Items from a dataset
·····

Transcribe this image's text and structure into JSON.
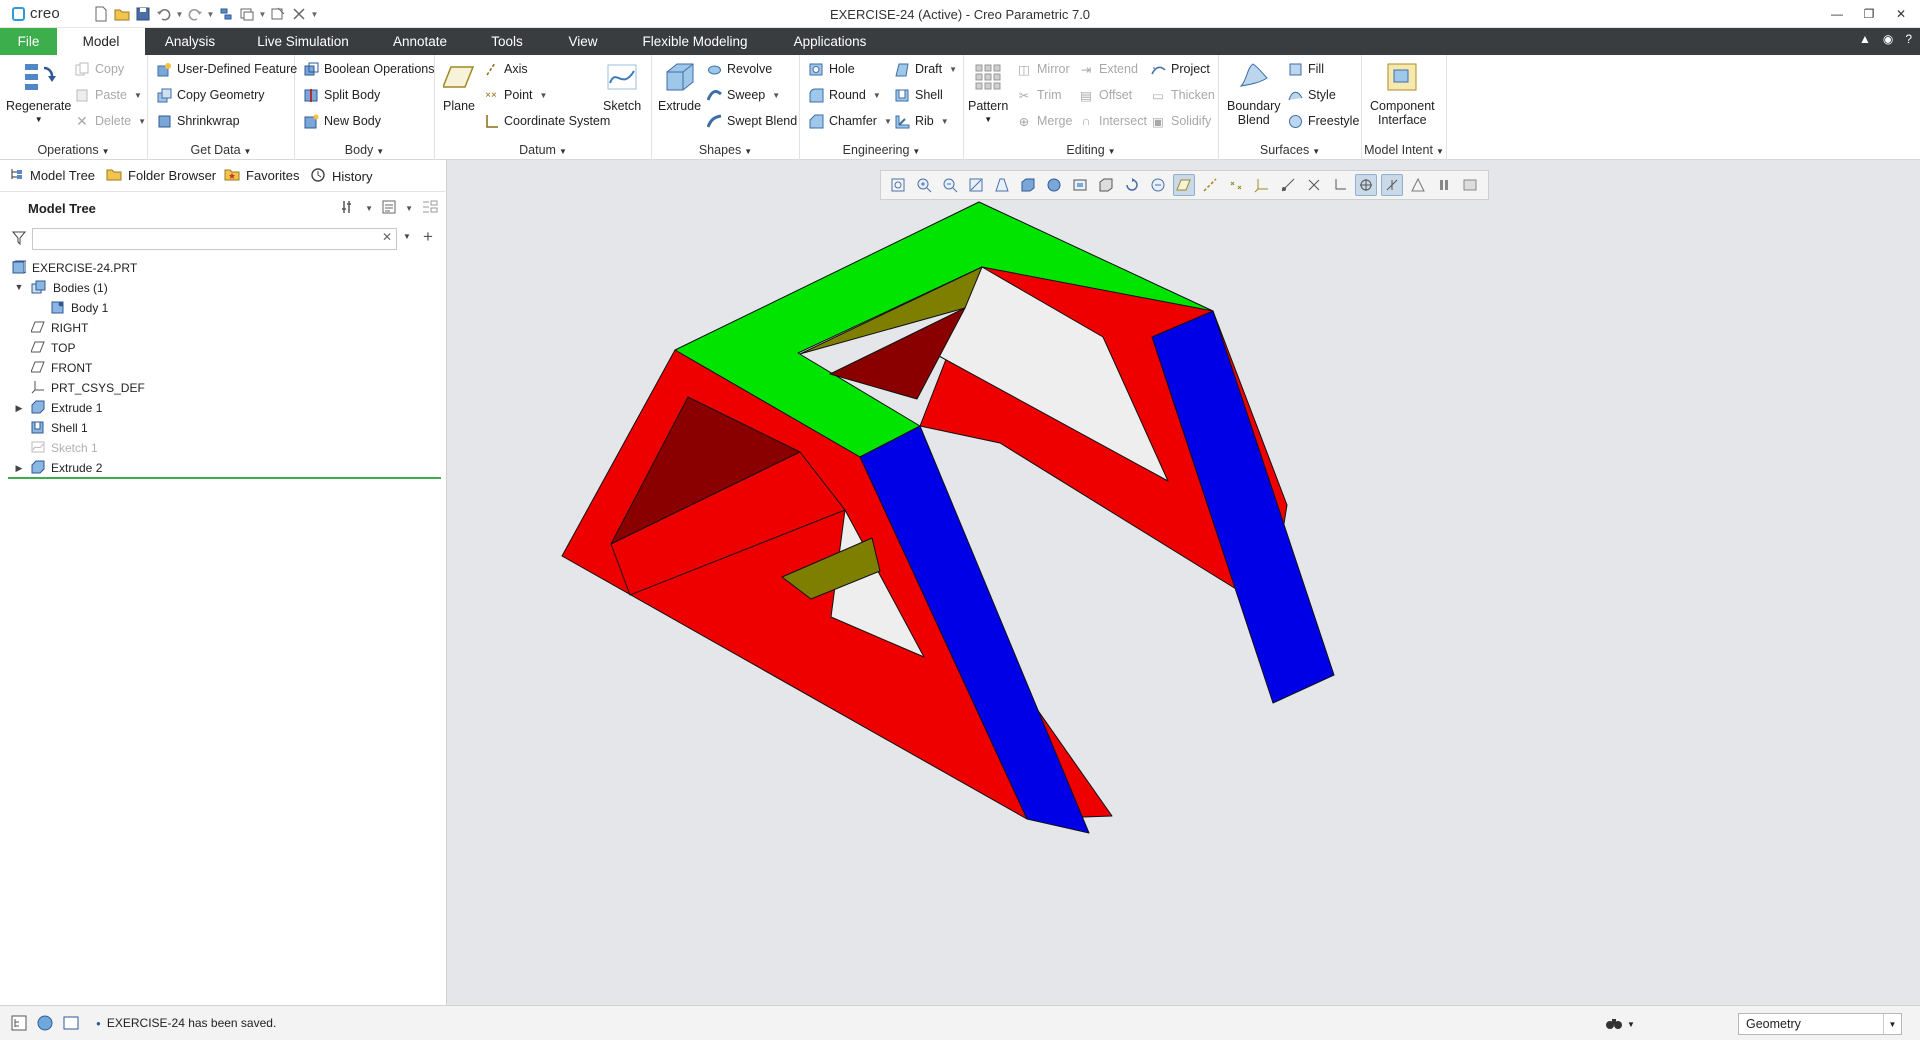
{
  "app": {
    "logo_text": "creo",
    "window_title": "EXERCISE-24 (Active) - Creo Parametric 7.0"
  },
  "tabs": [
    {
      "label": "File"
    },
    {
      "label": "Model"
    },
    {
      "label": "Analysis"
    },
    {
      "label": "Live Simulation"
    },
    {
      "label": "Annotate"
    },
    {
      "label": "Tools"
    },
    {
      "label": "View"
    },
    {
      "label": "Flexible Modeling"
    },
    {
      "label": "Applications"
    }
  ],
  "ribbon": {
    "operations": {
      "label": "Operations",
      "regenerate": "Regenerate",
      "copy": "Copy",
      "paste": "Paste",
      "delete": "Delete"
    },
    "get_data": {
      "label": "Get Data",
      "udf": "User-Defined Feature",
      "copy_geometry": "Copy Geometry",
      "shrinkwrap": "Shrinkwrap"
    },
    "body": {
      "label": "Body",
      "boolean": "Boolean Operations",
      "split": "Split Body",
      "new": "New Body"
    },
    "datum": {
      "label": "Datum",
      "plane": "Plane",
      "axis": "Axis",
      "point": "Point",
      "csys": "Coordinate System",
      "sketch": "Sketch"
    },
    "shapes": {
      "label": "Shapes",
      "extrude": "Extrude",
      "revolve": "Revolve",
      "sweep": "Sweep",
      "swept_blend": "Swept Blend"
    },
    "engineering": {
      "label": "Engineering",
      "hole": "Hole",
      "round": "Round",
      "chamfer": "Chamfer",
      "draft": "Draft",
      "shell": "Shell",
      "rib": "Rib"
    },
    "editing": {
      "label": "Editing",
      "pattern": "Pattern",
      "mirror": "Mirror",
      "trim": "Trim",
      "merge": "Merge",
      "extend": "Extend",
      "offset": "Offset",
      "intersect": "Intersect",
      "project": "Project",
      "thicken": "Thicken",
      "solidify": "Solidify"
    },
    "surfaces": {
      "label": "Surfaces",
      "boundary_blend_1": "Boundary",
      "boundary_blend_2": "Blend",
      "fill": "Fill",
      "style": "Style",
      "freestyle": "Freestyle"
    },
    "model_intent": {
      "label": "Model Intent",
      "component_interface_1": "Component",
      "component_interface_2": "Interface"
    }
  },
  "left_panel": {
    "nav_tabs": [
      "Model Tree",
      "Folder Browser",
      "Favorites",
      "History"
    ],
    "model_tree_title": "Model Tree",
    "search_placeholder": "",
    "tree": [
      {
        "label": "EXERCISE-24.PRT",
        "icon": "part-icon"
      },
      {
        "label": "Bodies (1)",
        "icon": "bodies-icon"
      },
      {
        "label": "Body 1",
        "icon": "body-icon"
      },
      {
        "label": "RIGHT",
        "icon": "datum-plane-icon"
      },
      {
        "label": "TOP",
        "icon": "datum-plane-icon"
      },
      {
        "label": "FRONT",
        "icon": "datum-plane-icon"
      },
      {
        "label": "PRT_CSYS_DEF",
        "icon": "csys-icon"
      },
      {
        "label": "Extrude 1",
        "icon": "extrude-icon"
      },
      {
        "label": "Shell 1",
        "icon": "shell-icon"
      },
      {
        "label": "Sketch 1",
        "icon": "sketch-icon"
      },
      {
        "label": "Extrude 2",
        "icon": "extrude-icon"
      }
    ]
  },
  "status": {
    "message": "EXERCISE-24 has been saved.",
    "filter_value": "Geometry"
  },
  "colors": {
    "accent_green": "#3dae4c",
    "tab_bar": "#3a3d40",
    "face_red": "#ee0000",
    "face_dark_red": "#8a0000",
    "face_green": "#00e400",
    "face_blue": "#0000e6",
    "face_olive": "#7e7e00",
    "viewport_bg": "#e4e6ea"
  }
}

·····

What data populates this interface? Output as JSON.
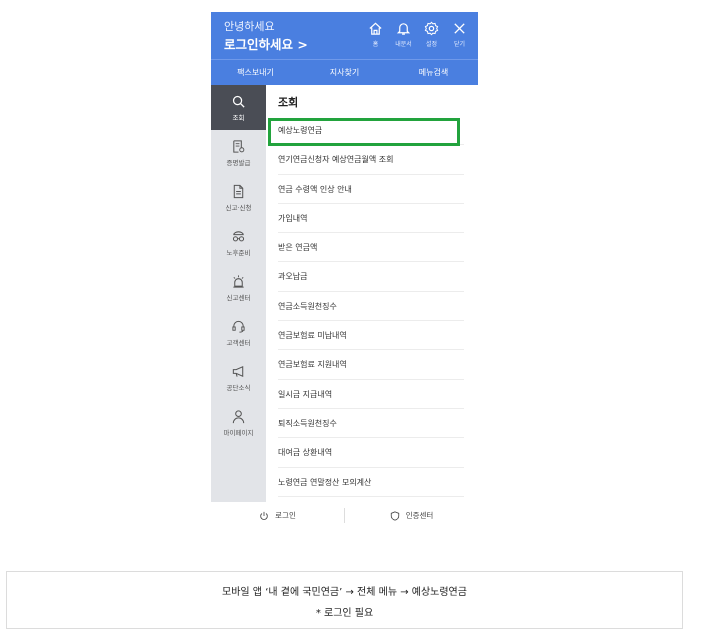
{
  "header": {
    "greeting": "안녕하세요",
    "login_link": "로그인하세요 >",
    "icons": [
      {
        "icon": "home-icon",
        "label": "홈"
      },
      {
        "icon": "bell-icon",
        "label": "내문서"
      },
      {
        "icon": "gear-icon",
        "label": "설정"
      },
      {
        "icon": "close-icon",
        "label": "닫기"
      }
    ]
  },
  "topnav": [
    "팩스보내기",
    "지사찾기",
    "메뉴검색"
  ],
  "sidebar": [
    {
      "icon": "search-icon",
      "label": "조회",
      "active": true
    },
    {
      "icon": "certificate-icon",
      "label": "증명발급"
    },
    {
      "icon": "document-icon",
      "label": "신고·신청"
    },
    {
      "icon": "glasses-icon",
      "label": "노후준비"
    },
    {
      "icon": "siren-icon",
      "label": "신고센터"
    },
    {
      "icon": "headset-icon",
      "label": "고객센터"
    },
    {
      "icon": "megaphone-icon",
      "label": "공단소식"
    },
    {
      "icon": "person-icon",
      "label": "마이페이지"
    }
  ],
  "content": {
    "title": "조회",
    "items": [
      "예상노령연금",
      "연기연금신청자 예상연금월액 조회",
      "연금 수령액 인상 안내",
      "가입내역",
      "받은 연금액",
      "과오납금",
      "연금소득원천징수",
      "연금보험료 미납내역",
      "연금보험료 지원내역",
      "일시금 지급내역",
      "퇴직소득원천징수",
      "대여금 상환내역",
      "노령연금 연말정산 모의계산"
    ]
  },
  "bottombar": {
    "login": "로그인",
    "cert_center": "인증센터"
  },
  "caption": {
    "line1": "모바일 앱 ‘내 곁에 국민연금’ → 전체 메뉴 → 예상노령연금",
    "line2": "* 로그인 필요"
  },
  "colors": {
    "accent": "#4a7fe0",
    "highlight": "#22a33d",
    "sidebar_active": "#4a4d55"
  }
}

·····

Give the number of lines that carry the word "JSON", with nothing added.

Full answer: 2